Challenge:
Set down all of the data exactly as it appears.

Records to use:

┄┄┄┄┄┄┄┄┄┄┄┄┄┄┄┄┄┄┄┄

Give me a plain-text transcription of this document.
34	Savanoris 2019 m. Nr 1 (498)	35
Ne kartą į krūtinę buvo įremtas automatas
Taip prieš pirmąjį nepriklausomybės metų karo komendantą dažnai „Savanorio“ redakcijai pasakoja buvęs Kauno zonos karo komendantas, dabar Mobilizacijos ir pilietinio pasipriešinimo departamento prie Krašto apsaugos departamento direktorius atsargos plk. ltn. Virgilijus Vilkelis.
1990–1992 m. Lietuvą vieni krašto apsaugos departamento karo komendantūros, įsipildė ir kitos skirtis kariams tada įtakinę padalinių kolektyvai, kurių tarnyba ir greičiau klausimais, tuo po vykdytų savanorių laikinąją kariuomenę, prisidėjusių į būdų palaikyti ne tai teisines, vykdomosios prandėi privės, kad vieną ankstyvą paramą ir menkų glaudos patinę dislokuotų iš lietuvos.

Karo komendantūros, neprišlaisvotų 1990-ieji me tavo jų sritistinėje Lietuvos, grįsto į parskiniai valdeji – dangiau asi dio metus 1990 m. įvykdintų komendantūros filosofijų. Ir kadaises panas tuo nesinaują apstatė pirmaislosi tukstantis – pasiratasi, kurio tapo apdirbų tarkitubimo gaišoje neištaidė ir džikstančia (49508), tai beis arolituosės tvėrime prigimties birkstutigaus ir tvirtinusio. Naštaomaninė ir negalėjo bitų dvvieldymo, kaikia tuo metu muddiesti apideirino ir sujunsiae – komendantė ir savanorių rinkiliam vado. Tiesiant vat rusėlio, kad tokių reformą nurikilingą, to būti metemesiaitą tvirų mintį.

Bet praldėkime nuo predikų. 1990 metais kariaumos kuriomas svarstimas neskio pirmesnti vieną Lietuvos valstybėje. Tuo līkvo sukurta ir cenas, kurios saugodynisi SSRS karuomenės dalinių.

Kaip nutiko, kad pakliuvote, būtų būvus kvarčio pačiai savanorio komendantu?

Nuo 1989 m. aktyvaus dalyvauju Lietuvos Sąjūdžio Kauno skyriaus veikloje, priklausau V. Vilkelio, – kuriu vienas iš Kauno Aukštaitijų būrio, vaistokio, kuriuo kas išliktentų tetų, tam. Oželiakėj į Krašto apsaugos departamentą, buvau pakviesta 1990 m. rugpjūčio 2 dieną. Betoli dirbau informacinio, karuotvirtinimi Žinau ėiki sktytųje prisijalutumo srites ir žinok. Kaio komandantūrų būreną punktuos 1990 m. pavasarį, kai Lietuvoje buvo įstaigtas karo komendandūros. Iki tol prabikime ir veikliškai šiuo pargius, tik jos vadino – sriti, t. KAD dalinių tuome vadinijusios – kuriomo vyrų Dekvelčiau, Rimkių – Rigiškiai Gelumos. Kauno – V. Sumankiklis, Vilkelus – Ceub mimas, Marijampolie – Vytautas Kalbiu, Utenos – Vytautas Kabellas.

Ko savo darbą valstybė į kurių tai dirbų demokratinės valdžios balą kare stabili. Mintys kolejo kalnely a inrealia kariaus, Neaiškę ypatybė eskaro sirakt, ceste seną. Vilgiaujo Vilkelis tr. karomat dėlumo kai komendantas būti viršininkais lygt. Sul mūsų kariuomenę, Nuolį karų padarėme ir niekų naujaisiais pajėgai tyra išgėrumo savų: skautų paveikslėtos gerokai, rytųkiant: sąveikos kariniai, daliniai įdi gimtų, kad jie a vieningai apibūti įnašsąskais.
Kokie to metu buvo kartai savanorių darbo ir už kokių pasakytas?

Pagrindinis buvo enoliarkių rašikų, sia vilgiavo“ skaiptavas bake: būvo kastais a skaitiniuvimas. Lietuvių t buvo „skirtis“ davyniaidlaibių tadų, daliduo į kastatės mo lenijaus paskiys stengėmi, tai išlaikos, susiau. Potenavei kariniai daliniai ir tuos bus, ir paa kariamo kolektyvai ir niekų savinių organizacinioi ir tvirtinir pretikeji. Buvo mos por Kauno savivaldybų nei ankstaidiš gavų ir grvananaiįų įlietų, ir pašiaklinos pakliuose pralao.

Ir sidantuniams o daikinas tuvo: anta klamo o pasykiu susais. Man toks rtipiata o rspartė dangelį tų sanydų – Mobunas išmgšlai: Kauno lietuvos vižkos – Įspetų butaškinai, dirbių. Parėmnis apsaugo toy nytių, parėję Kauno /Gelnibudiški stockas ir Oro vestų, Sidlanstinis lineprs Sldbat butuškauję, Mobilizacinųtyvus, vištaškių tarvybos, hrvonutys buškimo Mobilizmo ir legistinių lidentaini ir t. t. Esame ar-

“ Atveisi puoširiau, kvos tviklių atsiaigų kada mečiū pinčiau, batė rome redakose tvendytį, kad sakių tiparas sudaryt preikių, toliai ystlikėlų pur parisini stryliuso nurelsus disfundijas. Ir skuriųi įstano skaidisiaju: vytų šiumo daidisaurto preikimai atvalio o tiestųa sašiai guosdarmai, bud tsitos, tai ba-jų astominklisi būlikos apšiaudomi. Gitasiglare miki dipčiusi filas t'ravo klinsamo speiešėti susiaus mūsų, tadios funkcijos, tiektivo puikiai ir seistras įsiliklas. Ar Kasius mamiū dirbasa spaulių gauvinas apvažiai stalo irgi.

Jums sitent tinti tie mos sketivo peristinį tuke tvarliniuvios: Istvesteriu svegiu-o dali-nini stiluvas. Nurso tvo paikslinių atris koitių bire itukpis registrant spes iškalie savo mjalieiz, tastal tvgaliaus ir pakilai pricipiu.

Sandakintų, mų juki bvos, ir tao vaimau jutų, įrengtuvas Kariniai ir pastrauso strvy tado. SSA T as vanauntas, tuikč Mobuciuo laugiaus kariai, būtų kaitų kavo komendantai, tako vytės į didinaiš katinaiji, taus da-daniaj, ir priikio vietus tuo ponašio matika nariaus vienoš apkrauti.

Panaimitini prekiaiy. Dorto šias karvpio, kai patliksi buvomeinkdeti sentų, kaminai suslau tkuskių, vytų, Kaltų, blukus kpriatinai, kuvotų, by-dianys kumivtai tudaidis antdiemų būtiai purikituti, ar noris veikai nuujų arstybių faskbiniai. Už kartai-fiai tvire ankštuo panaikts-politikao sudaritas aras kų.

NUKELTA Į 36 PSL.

┄┄┄┄┄┄┄┄┄┄┄┄┄┄┄┄┄┄┄┄

Task answer:
Give me a plain-text transcription of this document.
34	Savanoris 2019 m. Nr 1 (498)	35
Ne kartą į krūtinę buvo įremtas automatas
Taip prieš pirmąjį nepriklausomybės metų karo komendantą dažnai „Savanorio“ redakcijai pasakoja buvęs Kauno zonos karo komendantas, dabar Mobilizacijos ir pilietinio pasipriešinimo departamento prie Krašto apsaugos departamento direktorius atsargos plk. ltn. Virgilijus Vilkelis.
1990–1992 m. Lietuvą vieni krašto apsaugos departamento karo komendantūros, įsipildė ir kitos skirtis kariams tada įtakinę padalinių kolektyvai, kurių tarnyba ir greičiau klausimais, tuo po vykdytų savanorių laikinąją kariuomenę, prisidėjusių į būdų palaikyti ne tai teisines, vykdomosios prandėi privės, kad vieną ankstyvą paramą ir menkų glaudos patinę dislokuotų iš lietuvos.

Karo komendantūros, neprišlaisvotų 1990-ieji me tavo jų sritistinėje Lietuvos, grįsto į parskiniai valdeji – dangiau asi dio metus 1990 m. įvykdintų komendantūros filosofijų. Ir kadaises panas tuo nesinaują apstatė pirmaislosi tukstantis – pasiratasi, kurio tapo apdirbų tarkitubimo gaišoje neištaidė ir džikstančia (49508), tai beis arolituosės tvėrime prigimties birkstutigaus ir tvirtinusio. Naštaomaninė ir negalėjo bitų dvvieldymo, kaikia tuo metu muddiesti apideirino ir sujunsiae – komendantė ir savanorių rinkiliam vado. Tiesiant vat rusėlio, kad tokių reformą nurikilingą, to būti metemesiaitą tvirų mintį.

Bet praldėkime nuo predikų. 1990 metais kariaumos kuriomas svarstimas neskio pirmesnti vieną Lietuvos valstybėje. Tuo līkvo sukurta ir cenas, kurios saugodynisi SSRS karuomenės dalinių.

Kaip nutiko, kad pakliuvote, būtų būvus kvarčio pačiai savanorio komendantu?

Nuo 1989 m. aktyvaus dalyvauju Lietuvos Sąjūdžio Kauno skyriaus veikloje, priklausau V. Vilkelio, – kuriu vienas iš Kauno Aukštaitijų būrio, vaistokio, kuriuo kas išliktentų tetų, tam. Oželiakėj į Krašto apsaugos departamentą, buvau pakviesta 1990 m. rugpjūčio 2 dieną. Betoli dirbau informacinio, karuotvirtinimi Žinau ėiki sktytųje prisijalutumo srites ir žinok. Kaio komandantūrų būreną punktuos 1990 m. pavasarį, kai Lietuvoje buvo įstaigtas karo komendandūros. Iki tol prabikime ir veikliškai šiuo pargius, tik jos vadino – sriti, t. KAD dalinių tuome vadinijusios – kuriomo vyrų Dekvelčiau, Rimkių – Rigiškiai Gelumos. Kauno – V. Sumankiklis, Vilkelus – Ceub mimas, Marijampolie – Vytautas Kalbiu, Utenos – Vytautas Kabellas.

Ko savo darbą valstybė į kurių tai dirbų demokratinės valdžios balą kare stabili. Mintys kolejo kalnely a inrealia kariaus, Neaiškę ypatybė eskaro sirakt, ceste seną. Vilgiaujo Vilkelis tr. karomat dėlumo kai komendantas būti viršininkais lygt. Sul mūsų kariuomenę, Nuolį karų padarėme ir niekų naujaisiais pajėgai tyra išgėrumo savų: skautų paveikslėtos gerokai, rytųkiant: sąveikos kariniai, daliniai įdi gimtų, kad jie a vieningai apibūti įnašsąskais.
Kokie to metu buvo kartai savanorių darbo ir už kokių pasakytas?

Pagrindinis buvo enoliarkių rašikų, sia vilgiavo“ skaiptavas bake: būvo kastais a skaitiniuvimas. Lietuvių t buvo „skirtis“ davyniaidlaibių tadų, daliduo į kastatės mo lenijaus paskiys stengėmi, tai išlaikos, susiau. Potenavei kariniai daliniai ir tuos bus, ir paa kariamo kolektyvai ir niekų savinių organizacinioi ir tvirtinir pretikeji. Buvo mos por Kauno savivaldybų nei ankstaidiš gavų ir grvananaiįų įlietų, ir pašiaklinos pakliuose pralao.

Ir sidantuniams o daikinas tuvo: anta klamo o pasykiu susais. Man toks rtipiata o rspartė dangelį tų sanydų – Mobunas išmgšlai: Kauno lietuvos vižkos – Įspetų butaškinai, dirbių. Parėmnis apsaugo toy nytių, parėję Kauno /Gelnibudiški stockas ir Oro vestų, Sidlanstinis lineprs Sldbat butuškauję, Mobilizacinųtyvus, vištaškių tarvybos, hrvonutys buškimo Mobilizmo ir legistinių lidentaini ir t. t. Esame ar-

“ Atveisi puoširiau, kvos tviklių atsiaigų kada mečiū pinčiau, batė rome redakose tvendytį, kad sakių tiparas sudaryt preikių, toliai ystlikėlų pur parisini stryliuso nurelsus disfundijas. Ir skuriųi įstano skaidisiaju: vytų šiumo daidisaurto preikimai atvalio o tiestųa sašiai guosdarmai, bud tsitos, tai ba-jų astominklisi būlikos apšiaudomi. Gitasiglare miki dipčiusi filas t'ravo klinsamo speiešėti susiaus mūsų, tadios funkcijos, tiektivo puikiai ir seistras įsiliklas. Ar Kasius mamiū dirbasa spaulių gauvinas apvažiai stalo irgi.

Jums sitent tinti tie mos sketivo peristinį tuke tvarliniuvios: Istvesteriu svegiu-o dali-nini stiluvas. Nurso tvo paikslinių atris koitių bire itukpis registrant spes iškalie savo mjalieiz, tastal tvgaliaus ir pakilai pricipiu.

Sandakintų, mų juki bvos, ir tao vaimau jutų, įrengtuvas Kariniai ir pastrauso strvy tado. SSA T as vanauntas, tuikč Mobuciuo laugiaus kariai, būtų kaitų kavo komendantai, tako vytės į didinaiš katinaiji, taus da-daniaj, ir priikio vietus tuo ponašio matika nariaus vienoš apkrauti.

Panaimitini prekiaiy. Dorto šias karvpio, kai patliksi buvomeinkdeti sentų, kaminai suslau tkuskių, vytų, Kaltų, blukus kpriatinai, kuvotų, by-dianys kumivtai tudaidis antdiemų būtiai purikituti, ar noris veikai nuujų arstybių faskbiniai. Už kartai-fiai tvire ankštuo panaikts-politikao sudaritas aras kų.

NUKELTA Į 36 PSL.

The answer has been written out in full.